Show each line that has the string "организаций" in it.

Extracted records
Start

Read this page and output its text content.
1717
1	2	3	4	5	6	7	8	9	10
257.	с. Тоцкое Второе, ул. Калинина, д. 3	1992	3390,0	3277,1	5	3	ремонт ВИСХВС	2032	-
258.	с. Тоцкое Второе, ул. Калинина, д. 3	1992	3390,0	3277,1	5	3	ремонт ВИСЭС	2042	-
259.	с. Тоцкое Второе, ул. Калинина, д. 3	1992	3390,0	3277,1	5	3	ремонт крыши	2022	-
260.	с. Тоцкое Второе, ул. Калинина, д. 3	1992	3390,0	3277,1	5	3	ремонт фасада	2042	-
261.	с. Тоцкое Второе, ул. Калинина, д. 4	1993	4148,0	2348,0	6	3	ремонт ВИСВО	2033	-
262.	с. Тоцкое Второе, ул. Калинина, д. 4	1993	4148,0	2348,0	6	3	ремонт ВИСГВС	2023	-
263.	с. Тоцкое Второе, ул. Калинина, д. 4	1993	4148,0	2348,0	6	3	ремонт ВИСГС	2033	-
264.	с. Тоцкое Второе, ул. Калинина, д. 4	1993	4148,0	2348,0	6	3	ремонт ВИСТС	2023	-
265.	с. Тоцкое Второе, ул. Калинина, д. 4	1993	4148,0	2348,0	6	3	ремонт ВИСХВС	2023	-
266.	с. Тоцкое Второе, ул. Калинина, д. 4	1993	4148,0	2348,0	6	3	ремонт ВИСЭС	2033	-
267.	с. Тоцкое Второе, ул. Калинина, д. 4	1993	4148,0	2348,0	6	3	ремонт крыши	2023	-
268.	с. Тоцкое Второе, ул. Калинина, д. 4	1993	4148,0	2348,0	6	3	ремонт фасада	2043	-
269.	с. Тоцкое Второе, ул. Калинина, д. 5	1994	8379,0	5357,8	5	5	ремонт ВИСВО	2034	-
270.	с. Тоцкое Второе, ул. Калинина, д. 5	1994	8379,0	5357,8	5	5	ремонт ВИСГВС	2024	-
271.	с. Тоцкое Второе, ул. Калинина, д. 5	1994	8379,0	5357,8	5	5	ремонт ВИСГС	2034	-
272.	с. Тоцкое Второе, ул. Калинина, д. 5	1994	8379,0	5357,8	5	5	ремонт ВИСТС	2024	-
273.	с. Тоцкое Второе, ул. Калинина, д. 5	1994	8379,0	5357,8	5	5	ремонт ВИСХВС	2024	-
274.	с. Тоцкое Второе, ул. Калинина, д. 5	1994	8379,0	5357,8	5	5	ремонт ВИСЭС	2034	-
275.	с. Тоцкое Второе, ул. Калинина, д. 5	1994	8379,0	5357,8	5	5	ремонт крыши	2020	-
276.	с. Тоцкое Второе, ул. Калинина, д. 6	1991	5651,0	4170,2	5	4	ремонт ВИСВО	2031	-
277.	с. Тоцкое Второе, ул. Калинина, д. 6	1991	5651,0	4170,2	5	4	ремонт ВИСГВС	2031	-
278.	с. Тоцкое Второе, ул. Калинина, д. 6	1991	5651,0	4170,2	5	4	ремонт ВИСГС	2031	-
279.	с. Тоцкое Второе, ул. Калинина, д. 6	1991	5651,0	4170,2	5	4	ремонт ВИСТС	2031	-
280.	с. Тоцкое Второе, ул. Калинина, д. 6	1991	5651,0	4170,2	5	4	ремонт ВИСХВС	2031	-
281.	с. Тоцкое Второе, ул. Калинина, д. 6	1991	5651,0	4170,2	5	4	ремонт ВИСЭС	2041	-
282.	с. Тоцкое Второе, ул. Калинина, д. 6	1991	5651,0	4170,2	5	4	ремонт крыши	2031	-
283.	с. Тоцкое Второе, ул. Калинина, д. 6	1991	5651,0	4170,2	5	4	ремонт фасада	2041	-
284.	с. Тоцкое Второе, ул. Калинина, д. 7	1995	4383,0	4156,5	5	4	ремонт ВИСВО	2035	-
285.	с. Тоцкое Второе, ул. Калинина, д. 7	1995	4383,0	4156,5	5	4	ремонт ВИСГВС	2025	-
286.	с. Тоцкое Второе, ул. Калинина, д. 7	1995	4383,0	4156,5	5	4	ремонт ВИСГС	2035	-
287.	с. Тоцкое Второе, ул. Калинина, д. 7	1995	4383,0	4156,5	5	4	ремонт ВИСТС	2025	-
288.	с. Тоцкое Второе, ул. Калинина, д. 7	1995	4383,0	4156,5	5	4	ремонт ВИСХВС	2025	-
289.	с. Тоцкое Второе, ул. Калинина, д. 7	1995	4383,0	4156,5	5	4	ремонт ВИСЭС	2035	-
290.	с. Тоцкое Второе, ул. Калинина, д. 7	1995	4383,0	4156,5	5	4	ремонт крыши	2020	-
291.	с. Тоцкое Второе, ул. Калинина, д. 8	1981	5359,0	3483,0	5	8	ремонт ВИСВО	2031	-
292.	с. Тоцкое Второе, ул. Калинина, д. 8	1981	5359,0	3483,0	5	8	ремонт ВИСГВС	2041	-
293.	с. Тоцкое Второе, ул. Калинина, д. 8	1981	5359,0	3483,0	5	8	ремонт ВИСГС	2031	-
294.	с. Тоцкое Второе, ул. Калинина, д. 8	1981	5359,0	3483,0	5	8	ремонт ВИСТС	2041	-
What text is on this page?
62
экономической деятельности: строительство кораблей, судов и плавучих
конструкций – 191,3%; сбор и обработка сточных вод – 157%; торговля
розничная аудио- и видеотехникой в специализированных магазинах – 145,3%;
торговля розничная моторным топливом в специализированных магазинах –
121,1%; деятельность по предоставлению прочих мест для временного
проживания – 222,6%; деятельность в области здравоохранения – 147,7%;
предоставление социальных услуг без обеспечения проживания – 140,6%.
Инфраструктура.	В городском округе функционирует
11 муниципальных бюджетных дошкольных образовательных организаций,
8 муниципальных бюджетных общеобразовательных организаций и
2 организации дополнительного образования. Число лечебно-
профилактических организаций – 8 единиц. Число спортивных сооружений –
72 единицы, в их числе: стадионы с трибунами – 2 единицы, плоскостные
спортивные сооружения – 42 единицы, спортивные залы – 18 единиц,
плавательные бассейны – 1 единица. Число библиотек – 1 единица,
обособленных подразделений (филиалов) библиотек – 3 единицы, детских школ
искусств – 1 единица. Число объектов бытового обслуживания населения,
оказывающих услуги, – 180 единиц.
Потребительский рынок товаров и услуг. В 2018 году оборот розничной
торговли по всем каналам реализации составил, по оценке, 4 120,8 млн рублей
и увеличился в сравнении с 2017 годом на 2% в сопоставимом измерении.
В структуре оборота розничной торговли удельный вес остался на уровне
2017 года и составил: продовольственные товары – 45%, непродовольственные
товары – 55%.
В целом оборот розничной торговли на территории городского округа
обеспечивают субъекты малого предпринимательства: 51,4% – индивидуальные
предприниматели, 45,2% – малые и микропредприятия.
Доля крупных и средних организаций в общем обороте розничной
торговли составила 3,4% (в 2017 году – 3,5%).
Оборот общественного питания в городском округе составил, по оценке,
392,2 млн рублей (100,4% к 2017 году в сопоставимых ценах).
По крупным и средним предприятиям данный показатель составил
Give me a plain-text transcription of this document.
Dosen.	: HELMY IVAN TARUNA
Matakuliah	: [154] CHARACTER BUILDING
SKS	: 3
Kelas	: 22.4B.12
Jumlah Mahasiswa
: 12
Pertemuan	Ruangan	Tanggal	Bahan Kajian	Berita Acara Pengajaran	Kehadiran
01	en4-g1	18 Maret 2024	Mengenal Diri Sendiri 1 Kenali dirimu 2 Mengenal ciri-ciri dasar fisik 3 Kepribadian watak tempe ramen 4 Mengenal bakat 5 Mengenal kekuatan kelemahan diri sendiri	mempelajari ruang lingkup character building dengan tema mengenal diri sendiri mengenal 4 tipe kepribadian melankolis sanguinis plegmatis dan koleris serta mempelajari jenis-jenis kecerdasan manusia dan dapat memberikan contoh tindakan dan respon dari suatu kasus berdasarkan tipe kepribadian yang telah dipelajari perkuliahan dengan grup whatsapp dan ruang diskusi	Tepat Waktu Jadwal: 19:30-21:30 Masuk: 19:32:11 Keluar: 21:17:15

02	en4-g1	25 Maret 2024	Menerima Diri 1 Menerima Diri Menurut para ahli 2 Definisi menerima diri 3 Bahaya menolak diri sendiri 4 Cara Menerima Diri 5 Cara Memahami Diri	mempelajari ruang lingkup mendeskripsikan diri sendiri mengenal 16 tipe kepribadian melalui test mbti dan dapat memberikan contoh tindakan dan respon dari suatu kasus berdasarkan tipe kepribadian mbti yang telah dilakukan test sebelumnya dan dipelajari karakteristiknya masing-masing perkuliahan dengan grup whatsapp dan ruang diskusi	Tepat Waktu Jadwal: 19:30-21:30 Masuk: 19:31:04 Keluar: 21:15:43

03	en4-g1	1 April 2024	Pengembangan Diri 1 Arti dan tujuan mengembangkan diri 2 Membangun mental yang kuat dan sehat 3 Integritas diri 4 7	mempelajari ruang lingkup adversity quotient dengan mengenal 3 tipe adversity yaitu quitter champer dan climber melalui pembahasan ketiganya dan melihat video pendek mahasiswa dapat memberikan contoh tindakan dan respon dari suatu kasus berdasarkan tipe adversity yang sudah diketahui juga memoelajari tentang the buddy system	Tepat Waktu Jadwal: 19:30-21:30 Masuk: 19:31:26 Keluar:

End

• Final answer:
11 муниципальных бюджетных дошкольных образовательных организаций,
8 муниципальных бюджетных общеобразовательных организаций и
профилактических организаций – 8 единиц. Число спортивных сооружений –
Доля крупных и средних организаций в общем обороте розничной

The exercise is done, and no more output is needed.